### [ARTIGO]
Macroeconomia

Carta do IBRE: As lições dos ajustes fiscais drásticos na Argentina de hoje e no Brasil de 1998-1999

9 jan 2019

Carta do Ibre da Conjuntura Econômica de janeiro/2019

O Brasil precisa passar por um importante ajuste fiscal para recuperar a estabilidade macroeconômica de forma sustentável, e é grande a expectativa de que medidas nesta direção estejam na ordem do dia neste início de governo de Jair Bolsonaro. Uma grande dificuldade, porém, é que o novo presidente parece ecoar certo consenso entre os analistas de que o novo ajuste possa ser feito quase que exclusivamente pelo lado da despesa.

### [DADOS DE ORIGEM]

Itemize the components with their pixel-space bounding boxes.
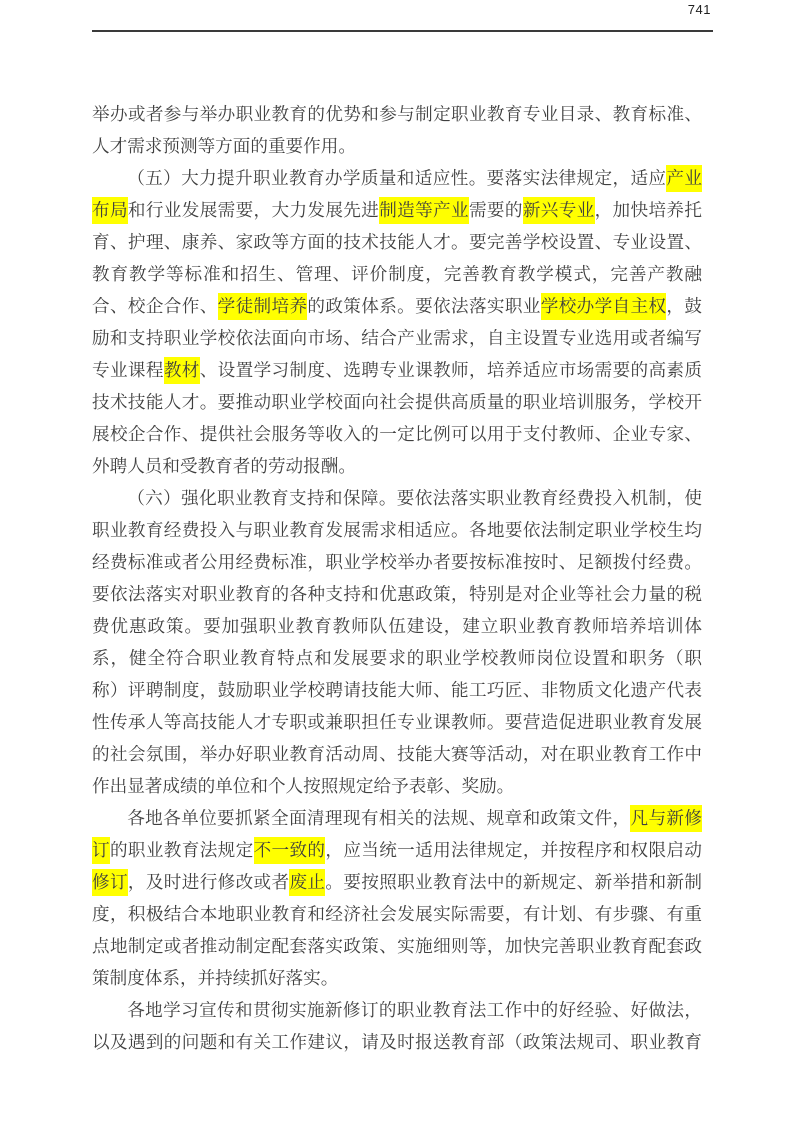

### [O QUE FAZER]
1. Resuma em duas frases o artigo sobre ajuste fiscal.
2. Escreva o trecho seguinte do artigo sobre ajuste fiscal, começando logo depois da última frase.

### [RESPOSTAS ESPERADAS]
1. O Brasil precisa fazer um ajuste fiscal importante para recuperar a estabilidade macroeconômica de forma duradoura, e há grande expectativa de que medidas nesse sentido entrem na pauta logo no começo do governo de Jair Bolsonaro. A dificuldade é que o novo presidente parece concordar com analistas que acham possível fazer esse ajuste quase só cortando despesas.

2.
Nesta Carta do IBRE, nossos pesquisadores analisam dois episódios de ajustes fiscais drásticos e de grande dimensão comparáveis ao que o Brasil terá pela frente: Argentina desde 2015; e, Brasil, em 1998/1999. Em ambos os casos, os ajustes pouco se deram pelo corte de gastos correntes, e implicaram fortes recuos do investimento público. Os dois episódios revelam um padrão semelhante: gastos previdenciários e sociais incompressíveis e ajustamento via alternativas como corte de investimentos, alguma compressão de custeio e salários e aumentos de tributos.

Na Argentina, houve o importante fator adicional do corte dos subsídios econômicos, pelos quais o governo bancava serviços de infraestrutura e transportes baratos para a população, prática recorrente do período kirchnerista. Essa é uma característica bastante atípica do caso argentino, mas cujo espaço para contribuir com o processo do ajustamento (que ainda tem que se aprofundar) parece próximo do esgotamento, como se verá adiante.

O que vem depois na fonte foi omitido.